[Task brief] Make an exact copy of the entries below with the pictures removed.
*** Records supplied ***
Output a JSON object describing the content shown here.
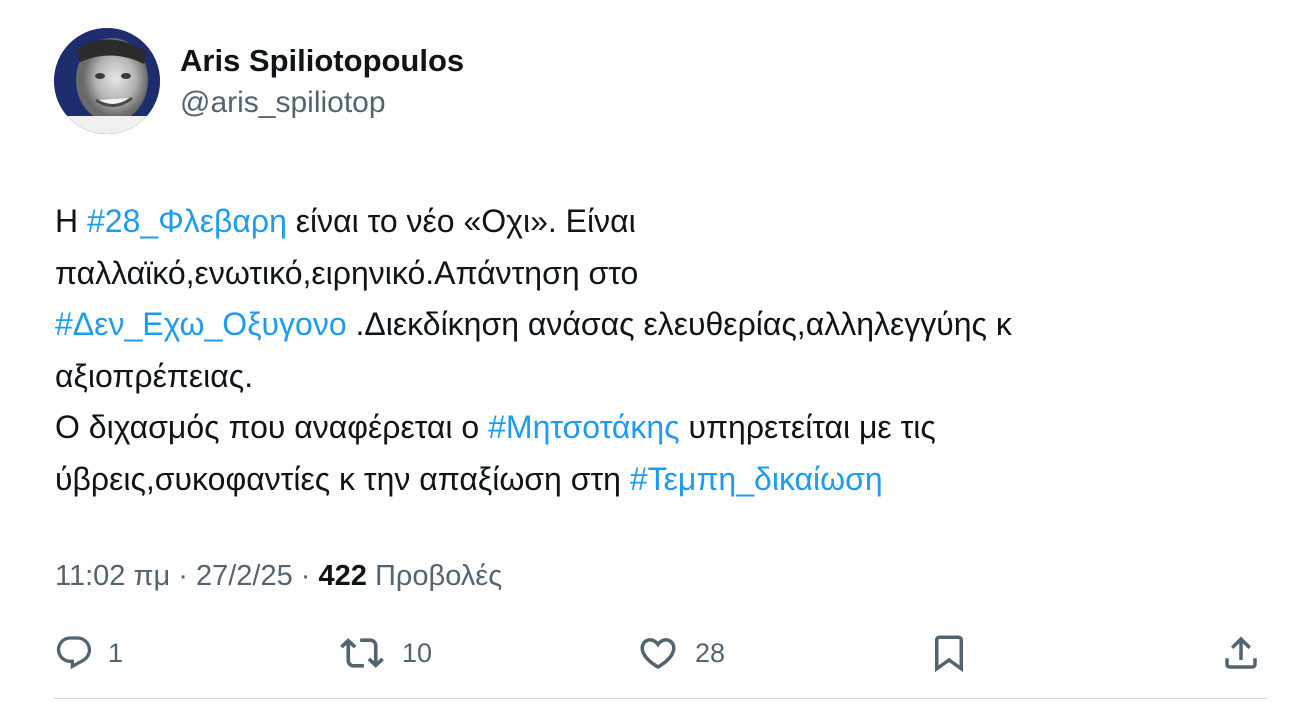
{
  "author": {
    "name": "Aris Spiliotopoulos",
    "handle": "@aris_spiliotop"
  },
  "tweet": {
    "lines": [
      [
        {
          "text": "Η ",
          "tag": false
        },
        {
          "text": "#28_Φλεβαρη",
          "tag": true
        },
        {
          "text": " είναι το νέο «Οχι».   Είναι",
          "tag": false
        }
      ],
      [
        {
          "text": "παλλαϊκό,ενωτικό,ειρηνικό.Απάντηση στο",
          "tag": false
        }
      ],
      [
        {
          "text": "#Δεν_Εχω_Οξυγονο",
          "tag": true
        },
        {
          "text": " .Διεκδίκηση ανάσας ελευθερίας,αλληλεγγύης κ",
          "tag": false
        }
      ],
      [
        {
          "text": "αξιοπρέπειας.",
          "tag": false
        }
      ],
      [
        {
          "text": "Ο διχασμός που αναφέρεται ο ",
          "tag": false
        },
        {
          "text": "#Μητσοτάκης",
          "tag": true
        },
        {
          "text": " υπηρετείται με τις",
          "tag": false
        }
      ],
      [
        {
          "text": "ύβρεις,συκοφαντίες κ  την απαξίωση στη ",
          "tag": false
        },
        {
          "text": "#Τεμπη_δικαίωση",
          "tag": true
        }
      ]
    ]
  },
  "meta": {
    "time": "11:02 πμ",
    "separator": " · ",
    "date": "27/2/25",
    "views_count": "422",
    "views_label": "Προβολές"
  },
  "actions": {
    "replies": "1",
    "reposts": "10",
    "likes": "28"
  },
  "colors": {
    "hashtag": "#1d9bf0",
    "secondary_text": "#536471",
    "primary_text": "#0f1419",
    "divider": "#cfd9de"
  },
  "icons": {
    "reply": "reply-icon",
    "repost": "repost-icon",
    "like": "heart-icon",
    "bookmark": "bookmark-icon",
    "share": "share-icon"
  }
}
***
[Response to the exercise]
Output a JSON object describing the content shown here.
{
  "author": {
    "name": "Aris Spiliotopoulos",
    "handle": "@aris_spiliotop"
  },
  "tweet": {
    "lines": [
      [
        {
          "text": "Η ",
          "tag": false
        },
        {
          "text": "#28_Φλεβαρη",
          "tag": true
        },
        {
          "text": " είναι το νέο «Οχι».   Είναι",
          "tag": false
        }
      ],
      [
        {
          "text": "παλλαϊκό,ενωτικό,ειρηνικό.Απάντηση στο",
          "tag": false
        }
      ],
      [
        {
          "text": "#Δεν_Εχω_Οξυγονο",
          "tag": true
        },
        {
          "text": " .Διεκδίκηση ανάσας ελευθερίας,αλληλεγγύης κ",
          "tag": false
        }
      ],
      [
        {
          "text": "αξιοπρέπειας.",
          "tag": false
        }
      ],
      [
        {
          "text": "Ο διχασμός που αναφέρεται ο ",
          "tag": false
        },
        {
          "text": "#Μητσοτάκης",
          "tag": true
        },
        {
          "text": " υπηρετείται με τις",
          "tag": false
        }
      ],
      [
        {
          "text": "ύβρεις,συκοφαντίες κ  την απαξίωση στη ",
          "tag": false
        },
        {
          "text": "#Τεμπη_δικαίωση",
          "tag": true
        }
      ]
    ]
  },
  "meta": {
    "time": "11:02 πμ",
    "separator": " · ",
    "date": "27/2/25",
    "views_count": "422",
    "views_label": "Προβολές"
  },
  "actions": {
    "replies": "1",
    "reposts": "10",
    "likes": "28"
  },
  "colors": {
    "hashtag": "#1d9bf0",
    "secondary_text": "#536471",
    "primary_text": "#0f1419",
    "divider": "#cfd9de"
  },
  "icons": {
    "reply": "reply-icon",
    "repost": "repost-icon",
    "like": "heart-icon",
    "bookmark": "bookmark-icon",
    "share": "share-icon"
  }
}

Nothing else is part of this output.